Copy out all of the material exactly.

======== Exercise material

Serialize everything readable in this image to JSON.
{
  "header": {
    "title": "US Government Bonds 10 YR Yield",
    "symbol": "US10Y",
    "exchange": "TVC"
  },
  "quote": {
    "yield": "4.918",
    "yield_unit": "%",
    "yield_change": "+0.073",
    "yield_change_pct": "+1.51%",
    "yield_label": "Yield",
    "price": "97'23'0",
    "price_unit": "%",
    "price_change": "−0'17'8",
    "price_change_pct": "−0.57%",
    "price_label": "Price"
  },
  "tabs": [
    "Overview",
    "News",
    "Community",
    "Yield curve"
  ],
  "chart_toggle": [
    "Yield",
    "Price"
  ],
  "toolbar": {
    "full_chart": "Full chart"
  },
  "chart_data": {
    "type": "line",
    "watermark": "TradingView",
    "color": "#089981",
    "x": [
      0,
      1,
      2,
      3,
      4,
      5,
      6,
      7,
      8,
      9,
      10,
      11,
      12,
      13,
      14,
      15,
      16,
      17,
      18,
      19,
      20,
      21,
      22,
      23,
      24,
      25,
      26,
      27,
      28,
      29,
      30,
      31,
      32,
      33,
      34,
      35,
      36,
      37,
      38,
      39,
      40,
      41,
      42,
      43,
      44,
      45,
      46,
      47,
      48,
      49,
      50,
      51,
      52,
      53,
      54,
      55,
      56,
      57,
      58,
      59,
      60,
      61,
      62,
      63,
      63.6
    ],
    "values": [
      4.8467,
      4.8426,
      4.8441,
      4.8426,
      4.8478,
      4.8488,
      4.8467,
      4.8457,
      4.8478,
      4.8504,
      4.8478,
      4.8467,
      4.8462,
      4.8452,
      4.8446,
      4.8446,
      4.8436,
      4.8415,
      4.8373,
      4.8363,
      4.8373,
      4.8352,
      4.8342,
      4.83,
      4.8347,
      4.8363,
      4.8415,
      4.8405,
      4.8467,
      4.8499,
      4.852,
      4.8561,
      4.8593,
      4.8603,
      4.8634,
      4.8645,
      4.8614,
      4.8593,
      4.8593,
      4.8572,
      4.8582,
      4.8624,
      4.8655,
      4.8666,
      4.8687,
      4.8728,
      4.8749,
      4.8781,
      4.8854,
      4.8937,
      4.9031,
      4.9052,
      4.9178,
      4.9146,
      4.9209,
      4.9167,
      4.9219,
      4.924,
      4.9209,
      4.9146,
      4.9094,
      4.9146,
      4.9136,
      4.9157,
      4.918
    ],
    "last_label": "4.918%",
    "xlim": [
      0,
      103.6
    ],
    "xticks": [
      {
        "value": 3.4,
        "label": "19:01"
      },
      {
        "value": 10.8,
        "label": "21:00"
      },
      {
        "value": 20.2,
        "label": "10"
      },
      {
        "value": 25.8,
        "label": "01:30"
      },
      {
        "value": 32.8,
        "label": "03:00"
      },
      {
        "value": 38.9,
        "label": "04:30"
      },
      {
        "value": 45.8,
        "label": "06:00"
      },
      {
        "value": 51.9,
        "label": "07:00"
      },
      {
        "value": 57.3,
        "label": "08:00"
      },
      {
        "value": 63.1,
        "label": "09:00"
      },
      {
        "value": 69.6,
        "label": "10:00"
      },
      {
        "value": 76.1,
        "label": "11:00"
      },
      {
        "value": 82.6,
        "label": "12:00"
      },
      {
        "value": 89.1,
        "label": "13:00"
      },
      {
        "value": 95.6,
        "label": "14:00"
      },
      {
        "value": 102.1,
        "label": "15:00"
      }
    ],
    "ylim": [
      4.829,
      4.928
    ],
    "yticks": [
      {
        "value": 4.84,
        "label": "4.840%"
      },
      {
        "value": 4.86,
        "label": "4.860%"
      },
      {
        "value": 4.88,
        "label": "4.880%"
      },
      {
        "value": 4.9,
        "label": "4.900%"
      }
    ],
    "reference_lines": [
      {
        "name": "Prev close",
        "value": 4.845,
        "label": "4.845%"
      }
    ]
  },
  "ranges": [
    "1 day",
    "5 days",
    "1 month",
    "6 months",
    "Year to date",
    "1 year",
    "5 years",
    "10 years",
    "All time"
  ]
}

================

_Answer to the task_:
Serialize everything readable in this image to JSON.
{
  "header": {
    "title": "US Government Bonds 10 YR Yield",
    "symbol": "US10Y",
    "exchange": "TVC"
  },
  "quote": {
    "yield": "4.918",
    "yield_unit": "%",
    "yield_change": "+0.073",
    "yield_change_pct": "+1.51%",
    "yield_label": "Yield",
    "price": "97'23'0",
    "price_unit": "%",
    "price_change": "−0'17'8",
    "price_change_pct": "−0.57%",
    "price_label": "Price"
  },
  "tabs": [
    "Overview",
    "News",
    "Community",
    "Yield curve"
  ],
  "chart_toggle": [
    "Yield",
    "Price"
  ],
  "toolbar": {
    "full_chart": "Full chart"
  },
  "chart_data": {
    "type": "line",
    "watermark": "TradingView",
    "color": "#089981",
    "x": [
      0,
      1,
      2,
      3,
      4,
      5,
      6,
      7,
      8,
      9,
      10,
      11,
      12,
      13,
      14,
      15,
      16,
      17,
      18,
      19,
      20,
      21,
      22,
      23,
      24,
      25,
      26,
      27,
      28,
      29,
      30,
      31,
      32,
      33,
      34,
      35,
      36,
      37,
      38,
      39,
      40,
      41,
      42,
      43,
      44,
      45,
      46,
      47,
      48,
      49,
      50,
      51,
      52,
      53,
      54,
      55,
      56,
      57,
      58,
      59,
      60,
      61,
      62,
      63,
      63.6
    ],
    "values": [
      4.8467,
      4.8426,
      4.8441,
      4.8426,
      4.8478,
      4.8488,
      4.8467,
      4.8457,
      4.8478,
      4.8504,
      4.8478,
      4.8467,
      4.8462,
      4.8452,
      4.8446,
      4.8446,
      4.8436,
      4.8415,
      4.8373,
      4.8363,
      4.8373,
      4.8352,
      4.8342,
      4.83,
      4.8347,
      4.8363,
      4.8415,
      4.8405,
      4.8467,
      4.8499,
      4.852,
      4.8561,
      4.8593,
      4.8603,
      4.8634,
      4.8645,
      4.8614,
      4.8593,
      4.8593,
      4.8572,
      4.8582,
      4.8624,
      4.8655,
      4.8666,
      4.8687,
      4.8728,
      4.8749,
      4.8781,
      4.8854,
      4.8937,
      4.9031,
      4.9052,
      4.9178,
      4.9146,
      4.9209,
      4.9167,
      4.9219,
      4.924,
      4.9209,
      4.9146,
      4.9094,
      4.9146,
      4.9136,
      4.9157,
      4.918
    ],
    "last_label": "4.918%",
    "xlim": [
      0,
      103.6
    ],
    "xticks": [
      {
        "value": 3.4,
        "label": "19:01"
      },
      {
        "value": 10.8,
        "label": "21:00"
      },
      {
        "value": 20.2,
        "label": "10"
      },
      {
        "value": 25.8,
        "label": "01:30"
      },
      {
        "value": 32.8,
        "label": "03:00"
      },
      {
        "value": 38.9,
        "label": "04:30"
      },
      {
        "value": 45.8,
        "label": "06:00"
      },
      {
        "value": 51.9,
        "label": "07:00"
      },
      {
        "value": 57.3,
        "label": "08:00"
      },
      {
        "value": 63.1,
        "label": "09:00"
      },
      {
        "value": 69.6,
        "label": "10:00"
      },
      {
        "value": 76.1,
        "label": "11:00"
      },
      {
        "value": 82.6,
        "label": "12:00"
      },
      {
        "value": 89.1,
        "label": "13:00"
      },
      {
        "value": 95.6,
        "label": "14:00"
      },
      {
        "value": 102.1,
        "label": "15:00"
      }
    ],
    "ylim": [
      4.829,
      4.928
    ],
    "yticks": [
      {
        "value": 4.84,
        "label": "4.840%"
      },
      {
        "value": 4.86,
        "label": "4.860%"
      },
      {
        "value": 4.88,
        "label": "4.880%"
      },
      {
        "value": 4.9,
        "label": "4.900%"
      }
    ],
    "reference_lines": [
      {
        "name": "Prev close",
        "value": 4.845,
        "label": "4.845%"
      }
    ]
  },
  "ranges": [
    "1 day",
    "5 days",
    "1 month",
    "6 months",
    "Year to date",
    "1 year",
    "5 years",
    "10 years",
    "All time"
  ]
}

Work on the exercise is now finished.